-- begin --

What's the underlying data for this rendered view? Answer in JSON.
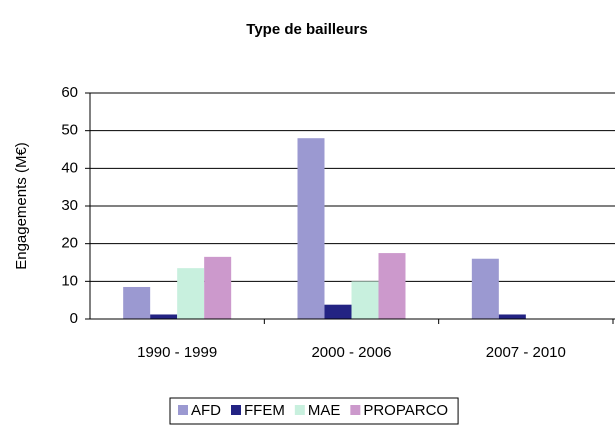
{
  "chart_data": {
    "type": "bar",
    "title": "Type de bailleurs",
    "y_label": "Engagements (M€)",
    "categories": [
      "1990 - 1999",
      "2000 - 2006",
      "2007 - 2010"
    ],
    "series": [
      {
        "name": "AFD",
        "color": "#9b99d1",
        "values": [
          8.5,
          48,
          16
        ]
      },
      {
        "name": "FFEM",
        "color": "#232383",
        "values": [
          1.2,
          3.8,
          1.2
        ]
      },
      {
        "name": "MAE",
        "color": "#c8f0de",
        "values": [
          13.5,
          10,
          0
        ]
      },
      {
        "name": "PROPARCO",
        "color": "#cc99cc",
        "values": [
          16.5,
          17.5,
          0
        ]
      }
    ],
    "ylim": [
      0,
      60
    ],
    "yticks": [
      0,
      10,
      20,
      30,
      40,
      50,
      60
    ],
    "grid": true,
    "legend": "bottom"
  }
}
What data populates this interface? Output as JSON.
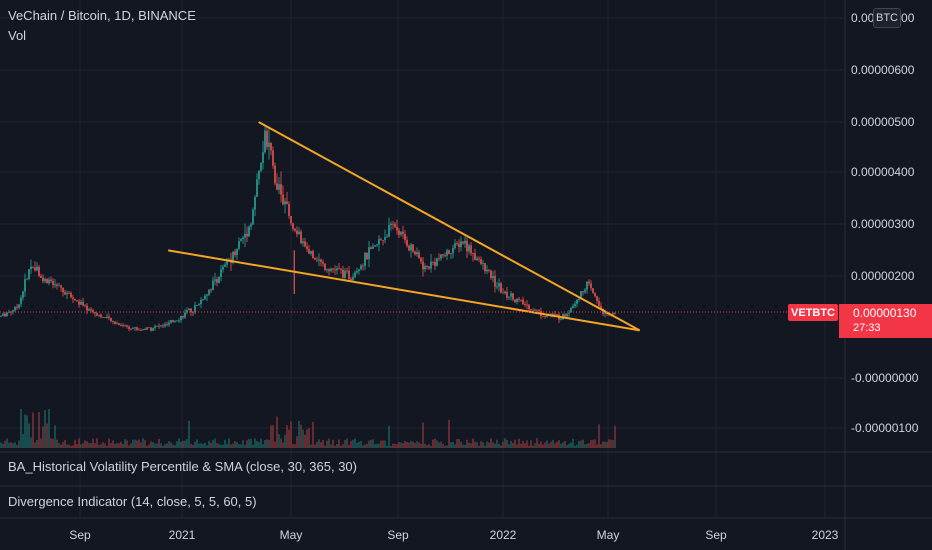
{
  "header": {
    "title": "VeChain / Bitcoin, 1D, BINANCE",
    "vol_label": "Vol",
    "currency_badge": "BTC"
  },
  "indicators": [
    {
      "label": "BA_Historical Volatility Percentile & SMA (close, 30, 365, 30)"
    },
    {
      "label": "Divergence Indicator (14, close, 5, 5, 60, 5)"
    }
  ],
  "last_price": {
    "symbol": "VETBTC",
    "value": "0.00000130",
    "countdown": "27:33"
  },
  "colors": {
    "background": "#131722",
    "up": "#26a69a",
    "down": "#ef5350",
    "trendline": "#f5a623",
    "grid": "#1f2330",
    "axis_text": "#d1d4dc",
    "last_price_tag": "#f23645"
  },
  "chart_data": {
    "type": "candlestick",
    "symbol": "VETBTC",
    "x_ticks": [
      "Sep",
      "2021",
      "May",
      "Sep",
      "2022",
      "May",
      "Sep",
      "2023"
    ],
    "y_ticks": [
      "0.00000700",
      "0.00000600",
      "0.00000500",
      "0.00000400",
      "0.00000300",
      "0.00000200",
      "-0.00000000",
      "-0.00000100"
    ],
    "y_tick_values": [
      7e-06,
      6e-06,
      5e-06,
      4e-06,
      3e-06,
      2e-06,
      0.0,
      -1e-06
    ],
    "last_price": 1.3e-06,
    "price_path": [
      {
        "t": "2020-07-01",
        "p": 1.21e-06
      },
      {
        "t": "2020-07-20",
        "p": 1.4e-06
      },
      {
        "t": "2020-08-05",
        "p": 2.25e-06
      },
      {
        "t": "2020-08-20",
        "p": 1.9e-06
      },
      {
        "t": "2020-09-05",
        "p": 1.75e-06
      },
      {
        "t": "2020-10-01",
        "p": 1.4e-06
      },
      {
        "t": "2020-11-01",
        "p": 1.1e-06
      },
      {
        "t": "2020-12-01",
        "p": 9.5e-07
      },
      {
        "t": "2021-01-01",
        "p": 1.05e-06
      },
      {
        "t": "2021-02-01",
        "p": 1.4e-06
      },
      {
        "t": "2021-03-01",
        "p": 2.1e-06
      },
      {
        "t": "2021-04-01",
        "p": 3e-06
      },
      {
        "t": "2021-04-17",
        "p": 4.7e-06
      },
      {
        "t": "2021-05-01",
        "p": 3.8e-06
      },
      {
        "t": "2021-05-20",
        "p": 2.8e-06
      },
      {
        "t": "2021-06-20",
        "p": 2.2e-06
      },
      {
        "t": "2021-07-20",
        "p": 2e-06
      },
      {
        "t": "2021-09-05",
        "p": 3e-06
      },
      {
        "t": "2021-10-10",
        "p": 2.15e-06
      },
      {
        "t": "2021-11-20",
        "p": 2.7e-06
      },
      {
        "t": "2022-01-01",
        "p": 1.7e-06
      },
      {
        "t": "2022-02-15",
        "p": 1.25e-06
      },
      {
        "t": "2022-03-10",
        "p": 1.2e-06
      },
      {
        "t": "2022-04-05",
        "p": 1.85e-06
      },
      {
        "t": "2022-04-25",
        "p": 1.2e-06
      },
      {
        "t": "2022-05-05",
        "p": 1.3e-06
      }
    ],
    "trendlines": [
      {
        "name": "upper",
        "start": {
          "t": "2021-04-10",
          "p": 5e-06
        },
        "end": {
          "t": "2022-06-01",
          "p": 9.4e-07
        }
      },
      {
        "name": "lower",
        "start": {
          "t": "2021-01-01",
          "p": 2.5e-06
        },
        "end": {
          "t": "2022-06-01",
          "p": 9.4e-07
        }
      }
    ],
    "annotations": [
      {
        "type": "spike-wick",
        "t": "2021-05-19",
        "p": 1.65e-06
      }
    ]
  }
}
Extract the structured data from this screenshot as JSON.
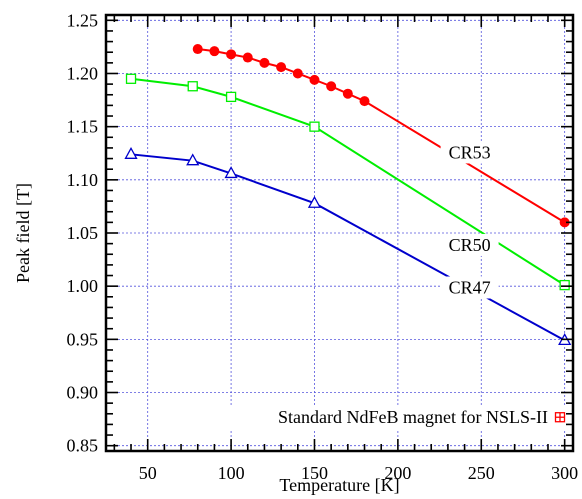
{
  "chart_data": {
    "type": "line",
    "title": "",
    "xlabel": "Temperature [K]",
    "ylabel": "Peak field [T]",
    "xlim": [
      25,
      305
    ],
    "ylim": [
      0.845,
      1.255
    ],
    "x_ticks": [
      50,
      100,
      150,
      200,
      250,
      300
    ],
    "y_ticks": [
      0.85,
      0.9,
      0.95,
      1.0,
      1.05,
      1.1,
      1.15,
      1.2,
      1.25
    ],
    "x_tick_labels": [
      "50",
      "100",
      "150",
      "200",
      "250",
      "300"
    ],
    "y_tick_labels": [
      "0.85",
      "0.90",
      "0.95",
      "1.00",
      "1.05",
      "1.10",
      "1.15",
      "1.20",
      "1.25"
    ],
    "grid": true,
    "series": [
      {
        "name": "CR53",
        "color": "#ff0000",
        "marker": "filled-circle",
        "x": [
          80,
          90,
          100,
          110,
          120,
          130,
          140,
          150,
          160,
          170,
          180,
          300
        ],
        "y": [
          1.223,
          1.221,
          1.218,
          1.215,
          1.21,
          1.206,
          1.2,
          1.194,
          1.188,
          1.181,
          1.174,
          1.06
        ]
      },
      {
        "name": "CR50",
        "color": "#00ee00",
        "marker": "open-square",
        "x": [
          40,
          77,
          100,
          150,
          300
        ],
        "y": [
          1.195,
          1.188,
          1.178,
          1.15,
          1.001
        ]
      },
      {
        "name": "CR47",
        "color": "#0000cc",
        "marker": "open-triangle",
        "x": [
          40,
          77,
          100,
          150,
          300
        ],
        "y": [
          1.124,
          1.118,
          1.106,
          1.078,
          0.949
        ]
      }
    ],
    "annotations": [
      {
        "text": "CR53",
        "x": 243,
        "y": 1.122
      },
      {
        "text": "CR50",
        "x": 243,
        "y": 1.035
      },
      {
        "text": "CR47",
        "x": 243,
        "y": 0.995
      }
    ],
    "legend": {
      "text": "Standard NdFeB magnet for NSLS-II",
      "position": "bottom-right",
      "color": "#ff0000"
    }
  }
}
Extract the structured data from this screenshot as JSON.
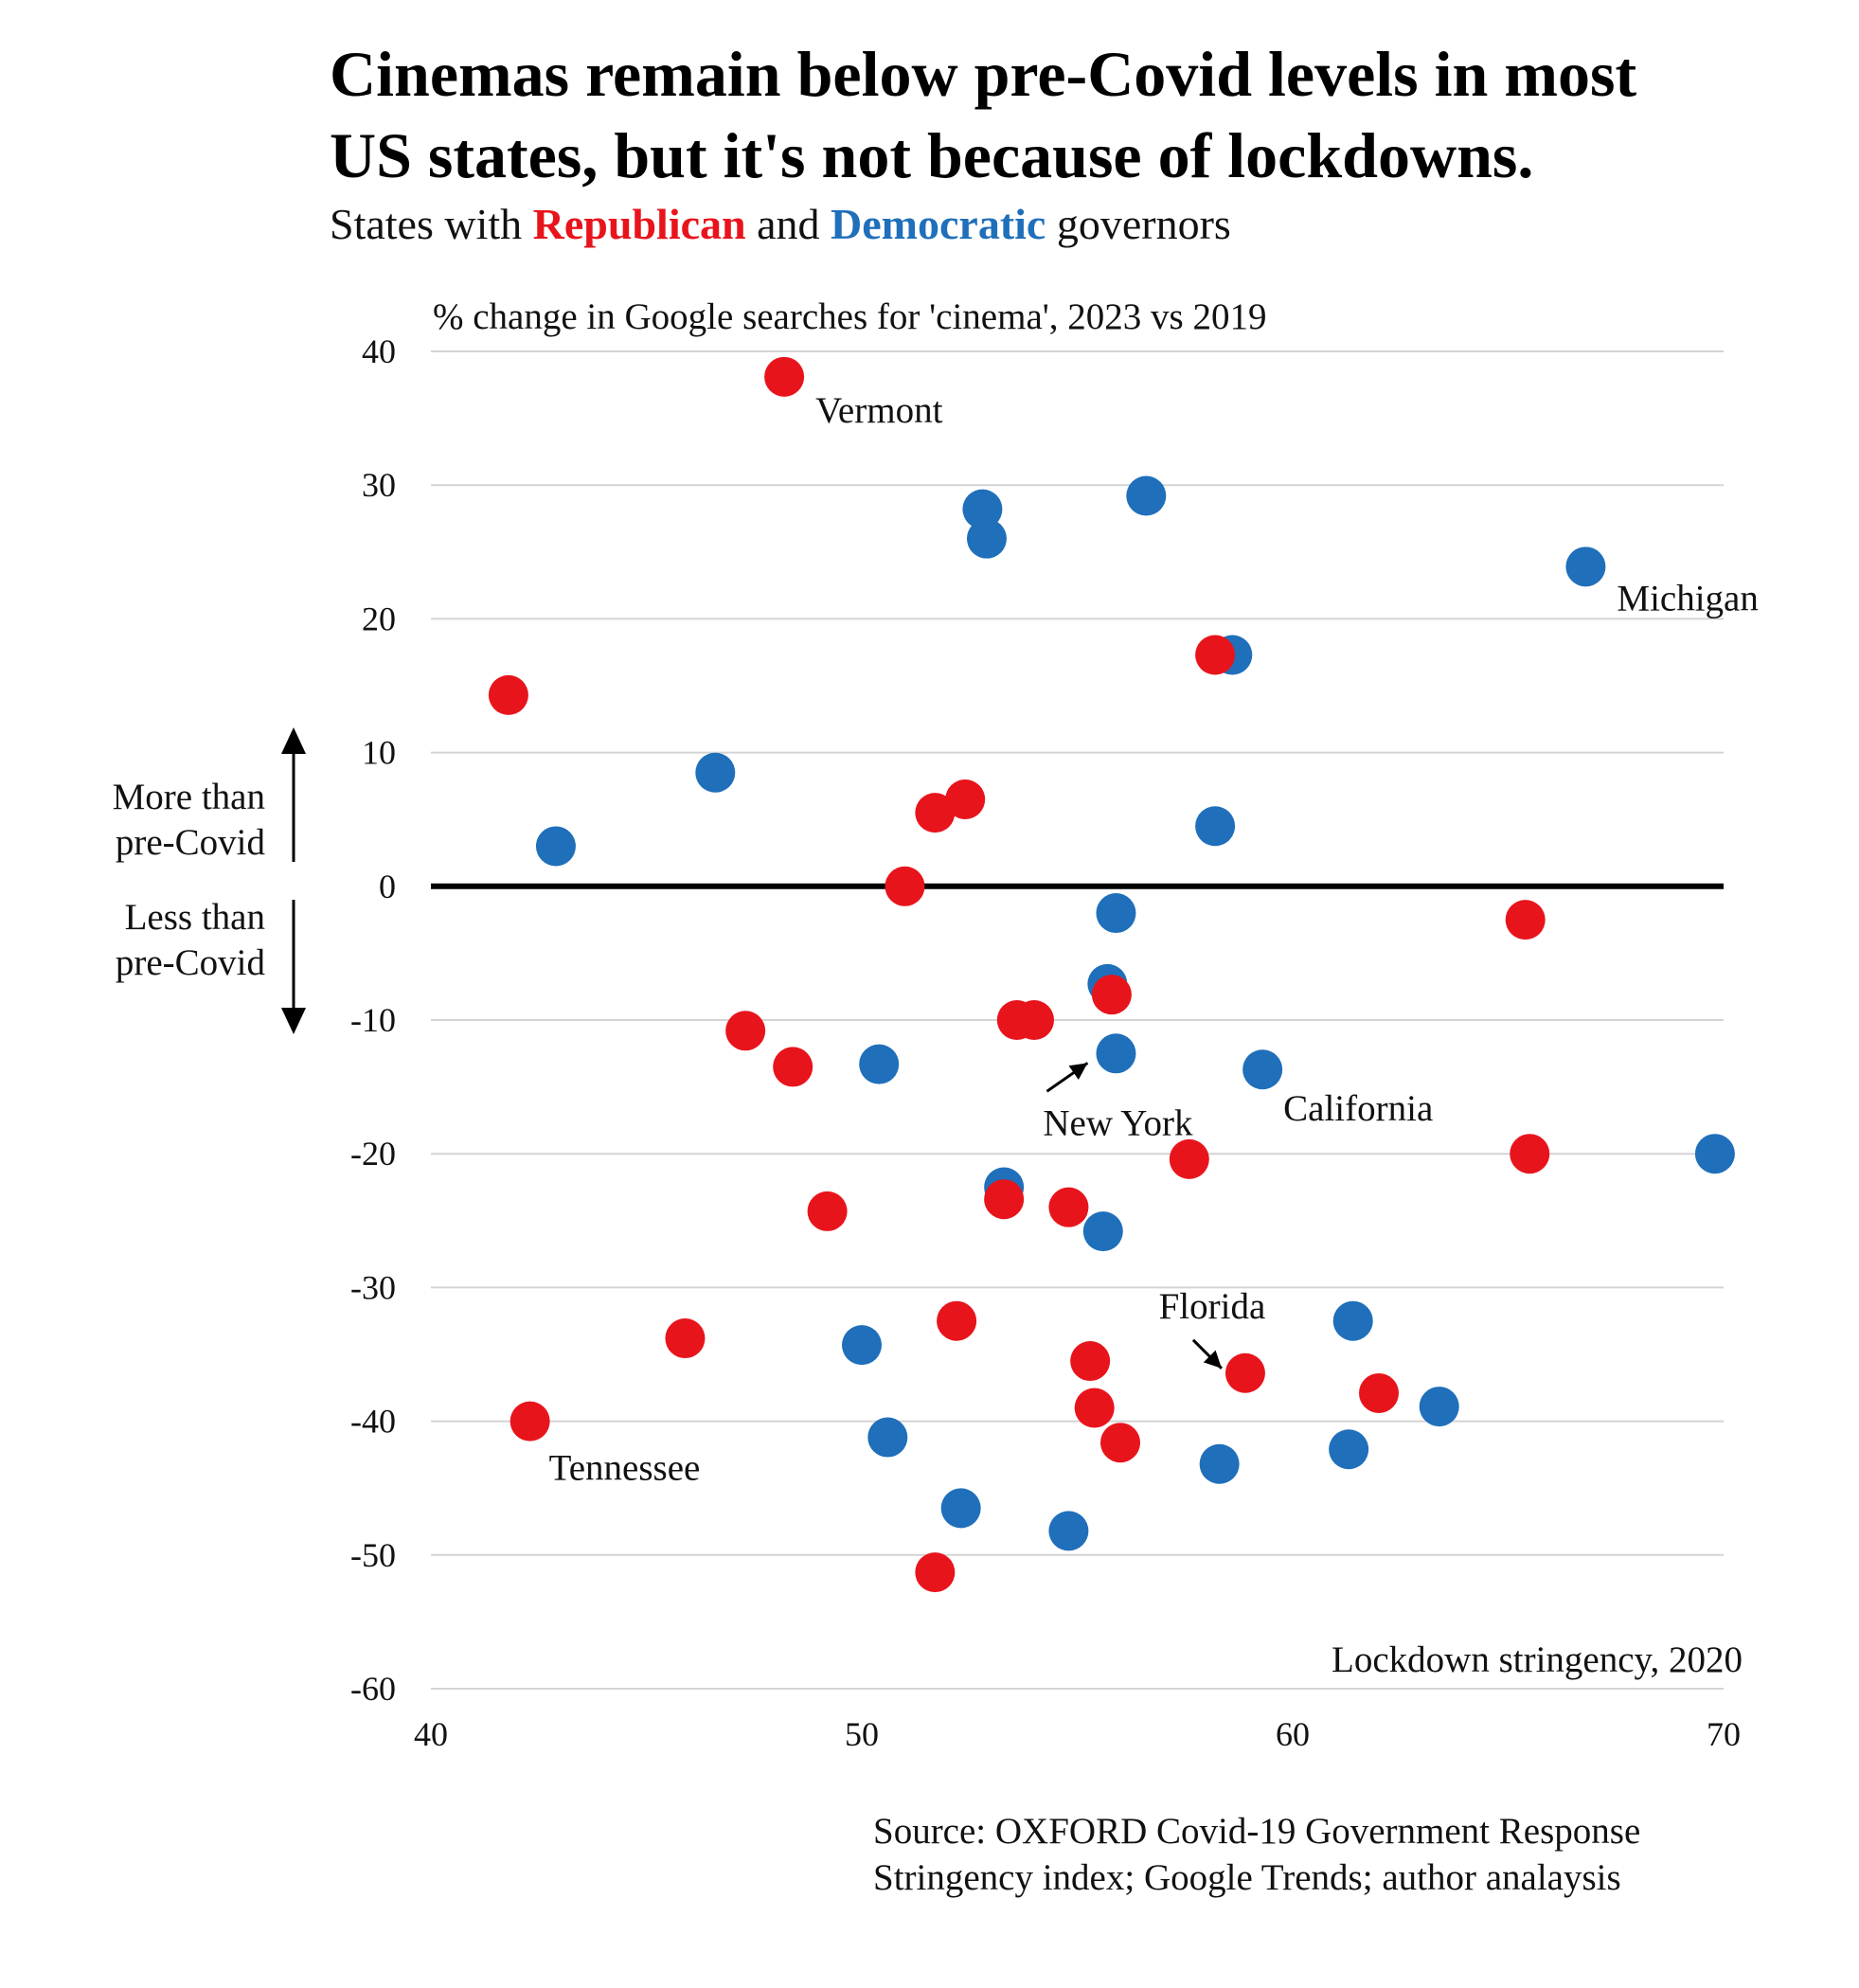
{
  "title": "Cinemas remain below pre-Covid levels in most US states, but it's not because of lockdowns.",
  "title_lines": [
    "Cinemas remain below pre-Covid levels in most",
    "US states, but it's not because of lockdowns."
  ],
  "subtitle": {
    "prefix": "States with ",
    "rep_word": "Republican",
    "middle": " and ",
    "dem_word": "Democratic",
    "suffix": " governors"
  },
  "colors": {
    "republican": "#e8141c",
    "democratic": "#1f6fba",
    "grid": "#d4d4d4",
    "zero_line": "#000000"
  },
  "notes": {
    "more": [
      "More than",
      "pre-Covid"
    ],
    "less": [
      "Less than",
      "pre-Covid"
    ]
  },
  "source": [
    "Source: OXFORD Covid-19 Government Response",
    "Stringency index; Google Trends; author analaysis"
  ],
  "chart_data": {
    "type": "scatter",
    "ylabel": "% change in Google searches for 'cinema', 2023 vs 2019",
    "xlabel": "Lockdown stringency, 2020",
    "xlim": [
      40,
      70
    ],
    "ylim": [
      -60,
      40
    ],
    "xticks": [
      40,
      50,
      60,
      70
    ],
    "yticks": [
      40,
      30,
      20,
      10,
      0,
      -10,
      -20,
      -30,
      -40,
      -50,
      -60
    ],
    "grid": "horizontal",
    "series": [
      {
        "name": "Democratic",
        "color": "#1f6fba",
        "points": [
          [
            52.8,
            28.2
          ],
          [
            52.9,
            26.0
          ],
          [
            56.6,
            29.2
          ],
          [
            66.8,
            23.9
          ],
          [
            58.6,
            17.3
          ],
          [
            46.6,
            8.5
          ],
          [
            42.9,
            3.0
          ],
          [
            58.2,
            4.5
          ],
          [
            55.9,
            -2.0
          ],
          [
            55.7,
            -7.3
          ],
          [
            55.9,
            -12.5
          ],
          [
            50.4,
            -13.3
          ],
          [
            59.3,
            -13.7
          ],
          [
            69.8,
            -20.0
          ],
          [
            53.3,
            -22.5
          ],
          [
            55.6,
            -25.8
          ],
          [
            50.0,
            -34.3
          ],
          [
            61.4,
            -32.5
          ],
          [
            63.4,
            -38.9
          ],
          [
            50.6,
            -41.2
          ],
          [
            58.3,
            -43.2
          ],
          [
            61.3,
            -42.1
          ],
          [
            52.3,
            -46.5
          ],
          [
            54.8,
            -48.2
          ]
        ]
      },
      {
        "name": "Republican",
        "color": "#e8141c",
        "points": [
          [
            48.2,
            38.1
          ],
          [
            58.2,
            17.3
          ],
          [
            41.8,
            14.3
          ],
          [
            52.4,
            6.5
          ],
          [
            51.7,
            5.5
          ],
          [
            51.0,
            0.0
          ],
          [
            65.4,
            -2.5
          ],
          [
            55.8,
            -8.1
          ],
          [
            53.6,
            -10.0
          ],
          [
            54.0,
            -10.0
          ],
          [
            47.3,
            -10.8
          ],
          [
            48.4,
            -13.5
          ],
          [
            57.6,
            -20.4
          ],
          [
            65.5,
            -20.0
          ],
          [
            53.3,
            -23.4
          ],
          [
            54.8,
            -24.0
          ],
          [
            49.2,
            -24.3
          ],
          [
            45.9,
            -33.8
          ],
          [
            52.2,
            -32.5
          ],
          [
            55.3,
            -35.5
          ],
          [
            58.9,
            -36.4
          ],
          [
            62.0,
            -37.9
          ],
          [
            55.4,
            -39.0
          ],
          [
            56.0,
            -41.6
          ],
          [
            42.3,
            -40.0
          ],
          [
            51.7,
            -51.3
          ]
        ]
      }
    ],
    "annotations": [
      {
        "label": "Vermont",
        "x": 48.2,
        "y": 38.1
      },
      {
        "label": "Michigan",
        "x": 66.8,
        "y": 23.9
      },
      {
        "label": "New York",
        "x": 55.9,
        "y": -12.5
      },
      {
        "label": "California",
        "x": 59.3,
        "y": -13.7
      },
      {
        "label": "Florida",
        "x": 58.9,
        "y": -36.4
      },
      {
        "label": "Tennessee",
        "x": 42.3,
        "y": -40.0
      }
    ]
  }
}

-- end --

▶ Exercise
From the data above, copy each line that has the string "What".

▶ The response
What's the underlying data for this rendered view? Answer in JSON.
What data populates this interface? Output as JSON.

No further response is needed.